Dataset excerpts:

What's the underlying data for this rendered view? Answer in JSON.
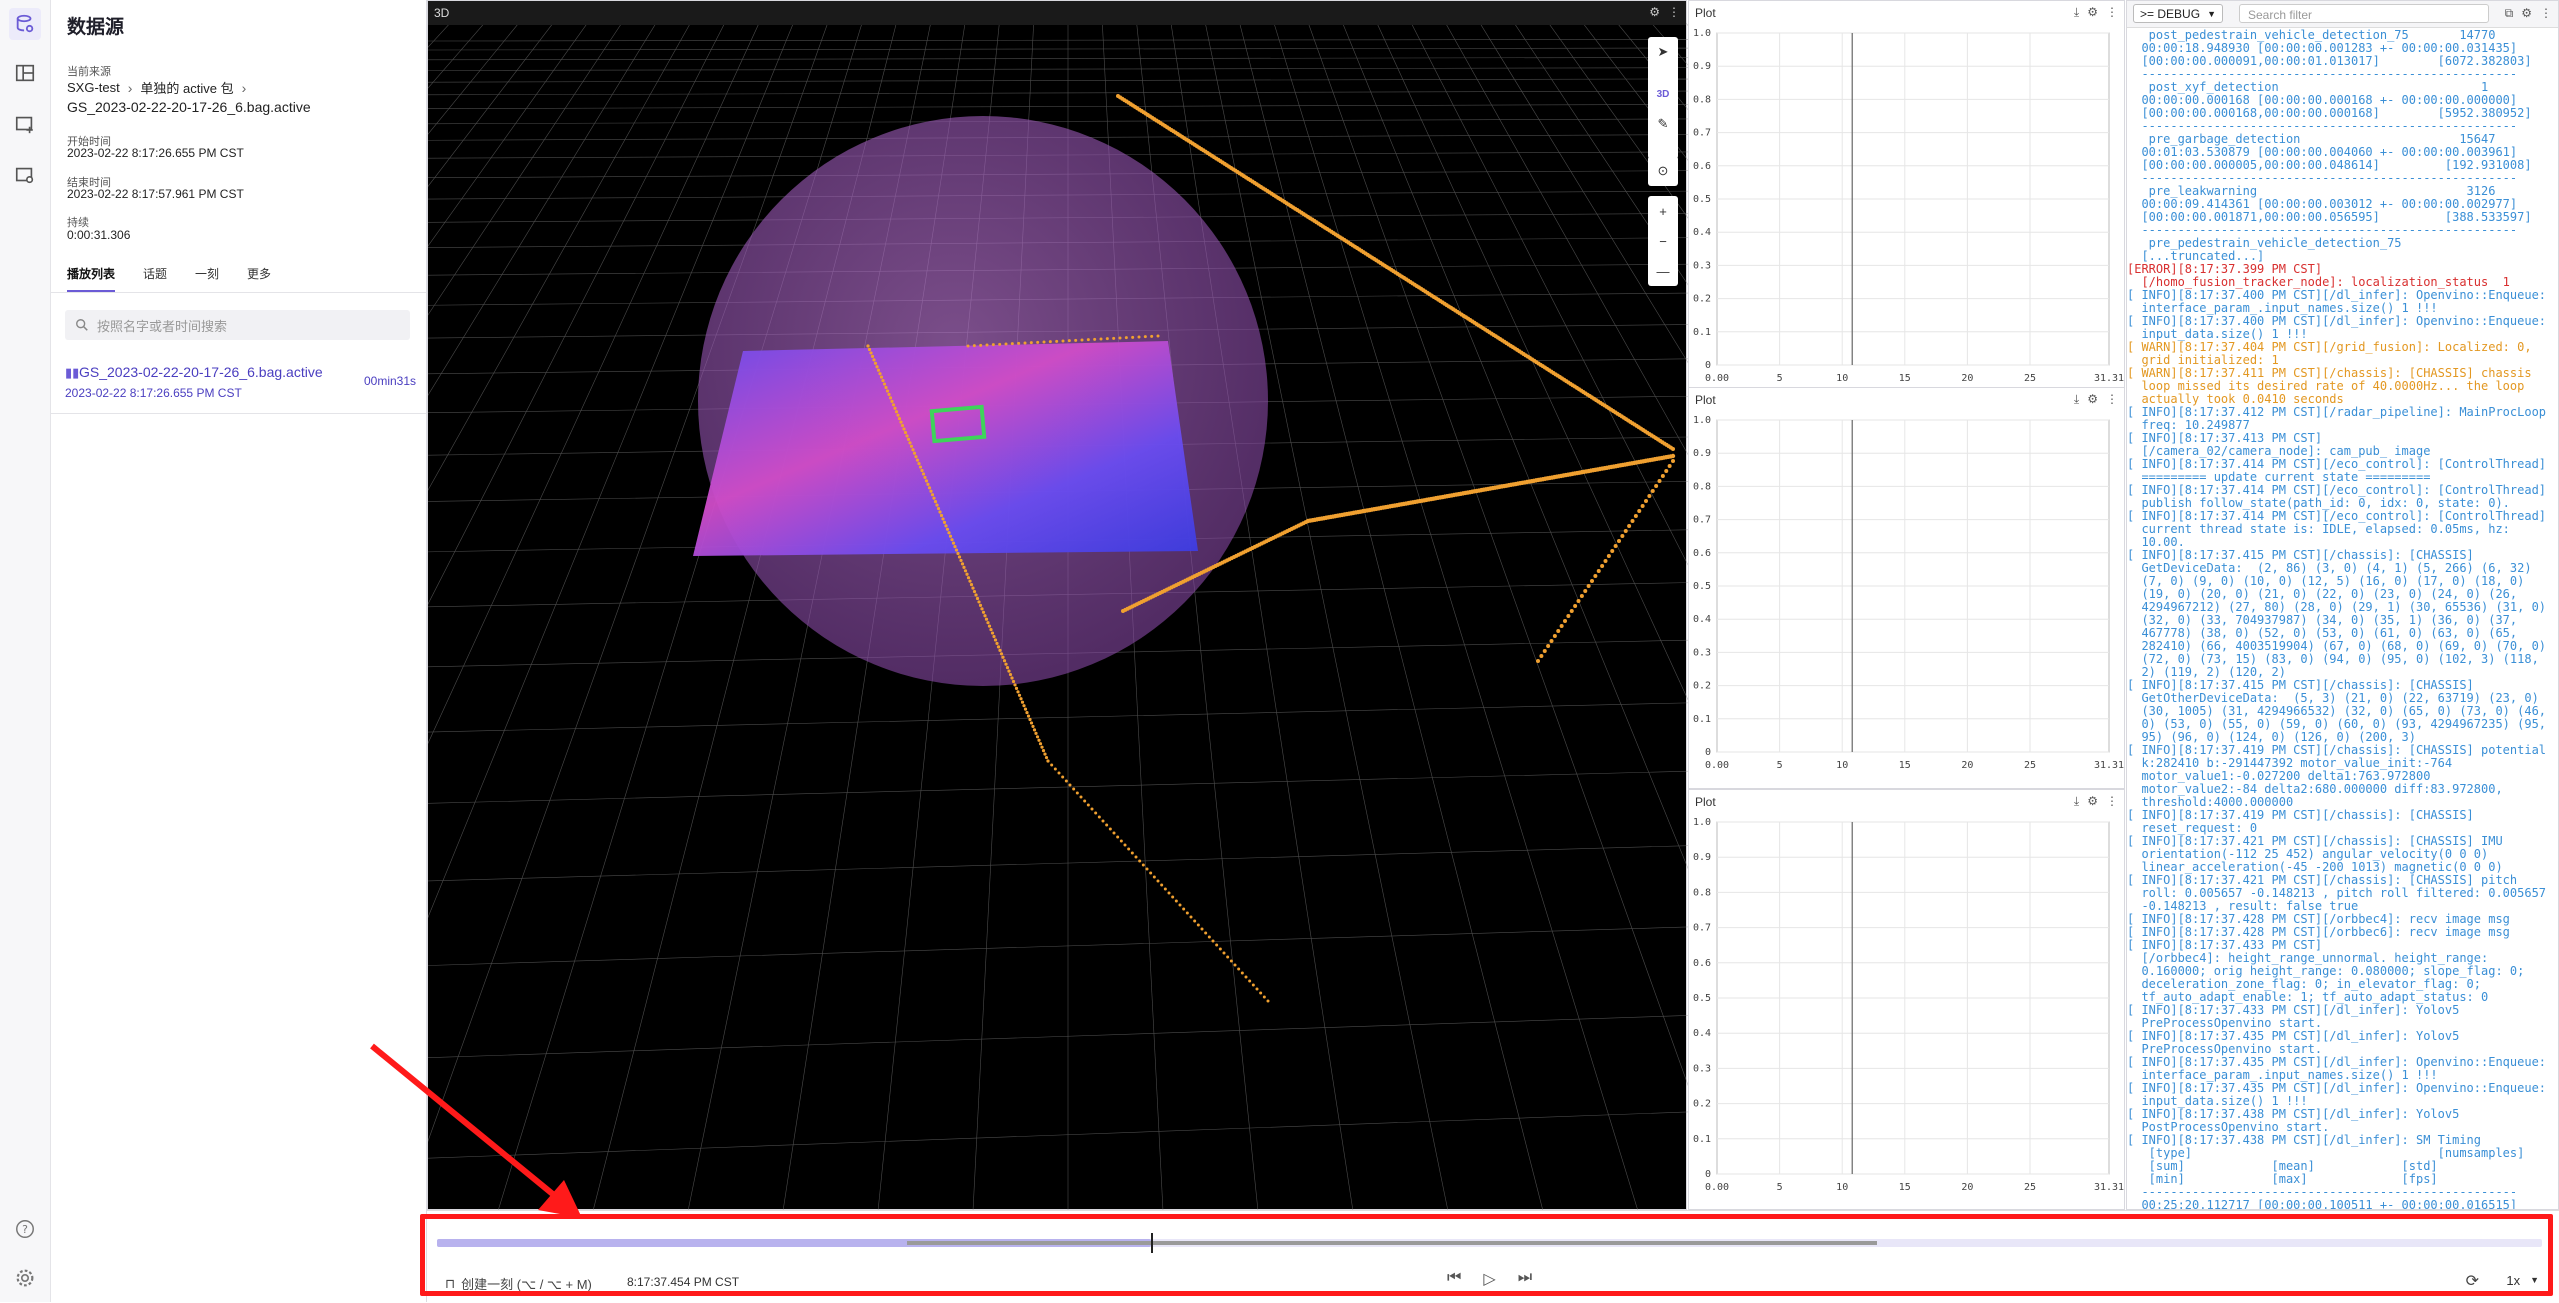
{
  "sidebar": {
    "title": "数据源",
    "current_source_label": "当前来源",
    "breadcrumb": [
      "SXG-test",
      "单独的 active 包"
    ],
    "filename": "GS_2023-02-22-20-17-26_6.bag.active",
    "start_label": "开始时间",
    "start_value": "2023-02-22 8:17:26.655 PM CST",
    "end_label": "结束时间",
    "end_value": "2023-02-22 8:17:57.961 PM CST",
    "duration_label": "持续",
    "duration_value": "0:00:31.306",
    "tabs": [
      "播放列表",
      "话题",
      "一刻",
      "更多"
    ],
    "search_placeholder": "按照名字或者时间搜索",
    "playlist": [
      {
        "name": "GS_2023-02-22-20-17-26_6.bag.active",
        "time": "2023-02-22 8:17:26.655 PM CST",
        "duration": "00min31s"
      }
    ]
  },
  "panel_3d": {
    "title": "3D",
    "tool_3d_label": "3D"
  },
  "plots": [
    {
      "title": "Plot"
    },
    {
      "title": "Plot"
    },
    {
      "title": "Plot"
    }
  ],
  "plot_axis": {
    "y_ticks": [
      "1.0",
      "0.9",
      "0.8",
      "0.7",
      "0.6",
      "0.5",
      "0.4",
      "0.3",
      "0.2",
      "0.1",
      "0"
    ],
    "x_ticks": [
      "0.00",
      "5",
      "10",
      "15",
      "20",
      "25",
      "31.31"
    ]
  },
  "log": {
    "level": ">= DEBUG",
    "filter_placeholder": "Search filter",
    "lines": [
      {
        "t": "stat",
        "s": "   post_pedestrain_vehicle_detection_75       14770"
      },
      {
        "t": "stat",
        "s": "  00:00:18.948930 [00:00:00.001283 +- 00:00:00.031435]"
      },
      {
        "t": "stat",
        "s": "  [00:00:00.000091,00:00:01.013017]        [6072.382803]"
      },
      {
        "t": "stat",
        "s": "  ----------------------------------------------------"
      },
      {
        "t": "stat",
        "s": ""
      },
      {
        "t": "stat",
        "s": "   post_xyf_detection                            1"
      },
      {
        "t": "stat",
        "s": "  00:00:00.000168 [00:00:00.000168 +- 00:00:00.000000]"
      },
      {
        "t": "stat",
        "s": "  [00:00:00.000168,00:00:00.000168]        [5952.380952]"
      },
      {
        "t": "stat",
        "s": "  ----------------------------------------------------"
      },
      {
        "t": "stat",
        "s": ""
      },
      {
        "t": "stat",
        "s": "   pre_garbage_detection                      15647"
      },
      {
        "t": "stat",
        "s": "  00:01:03.530879 [00:00:00.004060 +- 00:00:00.003961]"
      },
      {
        "t": "stat",
        "s": "  [00:00:00.000005,00:00:00.048614]         [192.931008]"
      },
      {
        "t": "stat",
        "s": "  ----------------------------------------------------"
      },
      {
        "t": "stat",
        "s": ""
      },
      {
        "t": "stat",
        "s": "   pre_leakwarning                             3126"
      },
      {
        "t": "stat",
        "s": "  00:00:09.414361 [00:00:00.003012 +- 00:00:00.002977]"
      },
      {
        "t": "stat",
        "s": "  [00:00:00.001871,00:00:00.056595]         [388.533597]"
      },
      {
        "t": "stat",
        "s": "  ----------------------------------------------------"
      },
      {
        "t": "stat",
        "s": ""
      },
      {
        "t": "stat",
        "s": "   pre_pedestrain_vehicle_detection_75"
      },
      {
        "t": "stat",
        "s": "  [...truncated...]"
      },
      {
        "t": "err",
        "s": "[ERROR][8:17:37.399 PM CST]"
      },
      {
        "t": "err",
        "s": "  [/homo_fusion_tracker_node]: localization_status  1"
      },
      {
        "t": "info",
        "s": "[ INFO][8:17:37.400 PM CST][/dl_infer]: Openvino::Enqueue:"
      },
      {
        "t": "info",
        "s": "  interface_param_.input_names.size() 1 !!!"
      },
      {
        "t": "info",
        "s": "[ INFO][8:17:37.400 PM CST][/dl_infer]: Openvino::Enqueue:"
      },
      {
        "t": "info",
        "s": "  input_data.size() 1 !!!"
      },
      {
        "t": "warn",
        "s": "[ WARN][8:17:37.404 PM CST][/grid_fusion]: Localized: 0,"
      },
      {
        "t": "warn",
        "s": "  grid initialized: 1"
      },
      {
        "t": "warn",
        "s": "[ WARN][8:17:37.411 PM CST][/chassis]: [CHASSIS] chassis"
      },
      {
        "t": "warn",
        "s": "  loop missed its desired rate of 40.0000Hz... the loop"
      },
      {
        "t": "warn",
        "s": "  actually took 0.0410 seconds"
      },
      {
        "t": "info",
        "s": "[ INFO][8:17:37.412 PM CST][/radar_pipeline]: MainProcLoop"
      },
      {
        "t": "info",
        "s": "  freq: 10.249877"
      },
      {
        "t": "info",
        "s": "[ INFO][8:17:37.413 PM CST]"
      },
      {
        "t": "info",
        "s": "  [/camera_02/camera_node]: cam_pub_ image"
      },
      {
        "t": "info",
        "s": "[ INFO][8:17:37.414 PM CST][/eco_control]: [ControlThread]"
      },
      {
        "t": "info",
        "s": "  ========= update current state ========="
      },
      {
        "t": "info",
        "s": "[ INFO][8:17:37.414 PM CST][/eco_control]: [ControlThread]"
      },
      {
        "t": "info",
        "s": "  publish follow_state(path_id: 0, idx: 0, state: 0)."
      },
      {
        "t": "info",
        "s": "[ INFO][8:17:37.414 PM CST][/eco_control]: [ControlThread]"
      },
      {
        "t": "info",
        "s": "  current thread state is: IDLE, elapsed: 0.05ms, hz:"
      },
      {
        "t": "info",
        "s": "  10.00."
      },
      {
        "t": "info",
        "s": "[ INFO][8:17:37.415 PM CST][/chassis]: [CHASSIS]"
      },
      {
        "t": "info",
        "s": "  GetDeviceData:  (2, 86) (3, 0) (4, 1) (5, 266) (6, 32)"
      },
      {
        "t": "info",
        "s": "  (7, 0) (9, 0) (10, 0) (12, 5) (16, 0) (17, 0) (18, 0)"
      },
      {
        "t": "info",
        "s": "  (19, 0) (20, 0) (21, 0) (22, 0) (23, 0) (24, 0) (26,"
      },
      {
        "t": "info",
        "s": "  4294967212) (27, 80) (28, 0) (29, 1) (30, 65536) (31, 0)"
      },
      {
        "t": "info",
        "s": "  (32, 0) (33, 704937987) (34, 0) (35, 1) (36, 0) (37,"
      },
      {
        "t": "info",
        "s": "  467778) (38, 0) (52, 0) (53, 0) (61, 0) (63, 0) (65,"
      },
      {
        "t": "info",
        "s": "  282410) (66, 4003519904) (67, 0) (68, 0) (69, 0) (70, 0)"
      },
      {
        "t": "info",
        "s": "  (72, 0) (73, 15) (83, 0) (94, 0) (95, 0) (102, 3) (118,"
      },
      {
        "t": "info",
        "s": "  2) (119, 2) (120, 2)"
      },
      {
        "t": "info",
        "s": "[ INFO][8:17:37.415 PM CST][/chassis]: [CHASSIS]"
      },
      {
        "t": "info",
        "s": "  GetOtherDeviceData:  (5, 3) (21, 0) (22, 63719) (23, 0)"
      },
      {
        "t": "info",
        "s": "  (30, 1005) (31, 4294966532) (32, 0) (65, 0) (73, 0) (46,"
      },
      {
        "t": "info",
        "s": "  0) (53, 0) (55, 0) (59, 0) (60, 0) (93, 4294967235) (95,"
      },
      {
        "t": "info",
        "s": "  95) (96, 0) (124, 0) (126, 0) (200, 3)"
      },
      {
        "t": "info",
        "s": "[ INFO][8:17:37.419 PM CST][/chassis]: [CHASSIS] potential"
      },
      {
        "t": "info",
        "s": "  k:282410 b:-291447392 motor_value_init:-764"
      },
      {
        "t": "info",
        "s": "  motor_value1:-0.027200 delta1:763.972800"
      },
      {
        "t": "info",
        "s": "  motor_value2:-84 delta2:680.000000 diff:83.972800,"
      },
      {
        "t": "info",
        "s": "  threshold:4000.000000"
      },
      {
        "t": "info",
        "s": "[ INFO][8:17:37.419 PM CST][/chassis]: [CHASSIS]"
      },
      {
        "t": "info",
        "s": "  reset_request: 0"
      },
      {
        "t": "info",
        "s": "[ INFO][8:17:37.421 PM CST][/chassis]: [CHASSIS] IMU"
      },
      {
        "t": "info",
        "s": "  orientation(-112 25 452) angular_velocity(0 0 0)"
      },
      {
        "t": "info",
        "s": "  linear_acceleration(-45 -200 1013) magnetic(0 0 0)"
      },
      {
        "t": "info",
        "s": "[ INFO][8:17:37.421 PM CST][/chassis]: [CHASSIS] pitch"
      },
      {
        "t": "info",
        "s": "  roll: 0.005657 -0.148213 , pitch roll filtered: 0.005657"
      },
      {
        "t": "info",
        "s": "  -0.148213 , result: false true"
      },
      {
        "t": "info",
        "s": "[ INFO][8:17:37.428 PM CST][/orbbec4]: recv image msg"
      },
      {
        "t": "info",
        "s": "[ INFO][8:17:37.428 PM CST][/orbbec6]: recv image msg"
      },
      {
        "t": "info",
        "s": "[ INFO][8:17:37.433 PM CST]"
      },
      {
        "t": "info",
        "s": "  [/orbbec4]: height_range_unnormal. height_range:"
      },
      {
        "t": "info",
        "s": "  0.160000; orig height_range: 0.080000; slope_flag: 0;"
      },
      {
        "t": "info",
        "s": "  deceleration_zone_flag: 0; in_elevator_flag: 0;"
      },
      {
        "t": "info",
        "s": "  tf_auto_adapt_enable: 1; tf_auto_adapt_status: 0"
      },
      {
        "t": "info",
        "s": "[ INFO][8:17:37.433 PM CST][/dl_infer]: Yolov5"
      },
      {
        "t": "info",
        "s": "  PreProcessOpenvino start."
      },
      {
        "t": "info",
        "s": "[ INFO][8:17:37.435 PM CST][/dl_infer]: Yolov5"
      },
      {
        "t": "info",
        "s": "  PreProcessOpenvino start."
      },
      {
        "t": "info",
        "s": "[ INFO][8:17:37.435 PM CST][/dl_infer]: Openvino::Enqueue:"
      },
      {
        "t": "info",
        "s": "  interface_param_.input_names.size() 1 !!!"
      },
      {
        "t": "info",
        "s": "[ INFO][8:17:37.435 PM CST][/dl_infer]: Openvino::Enqueue:"
      },
      {
        "t": "info",
        "s": "  input_data.size() 1 !!!"
      },
      {
        "t": "info",
        "s": "[ INFO][8:17:37.438 PM CST][/dl_infer]: Yolov5"
      },
      {
        "t": "info",
        "s": "  PostProcessOpenvino start."
      },
      {
        "t": "info",
        "s": "[ INFO][8:17:37.438 PM CST][/dl_infer]: SM Timing"
      },
      {
        "t": "info",
        "s": "   [type]                                  [numsamples]"
      },
      {
        "t": "info",
        "s": "   [sum]            [mean]            [std]"
      },
      {
        "t": "info",
        "s": "   [min]            [max]             [fps]"
      },
      {
        "t": "info",
        "s": "  ----------------------------------------------------"
      },
      {
        "t": "info",
        "s": ""
      },
      {
        "t": "info",
        "s": "  00:25:20.112717 [00:00:00.100511 +- 00:00:00.016515]"
      }
    ]
  },
  "playback": {
    "moment_label": "创建一刻 (⌥ / ⌥ + M)",
    "current_time": "8:17:37.454 PM CST",
    "speed": "1x",
    "progress": 0.339
  },
  "colors": {
    "accent": "#6b5bd6",
    "highlight": "#ff1a1a",
    "pointcloud": "#f0a030"
  }
}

**WORK TO COMPLETE**
Indicate how many lines of the material include the word "recv"; the number alone is required.

**REPLY**
2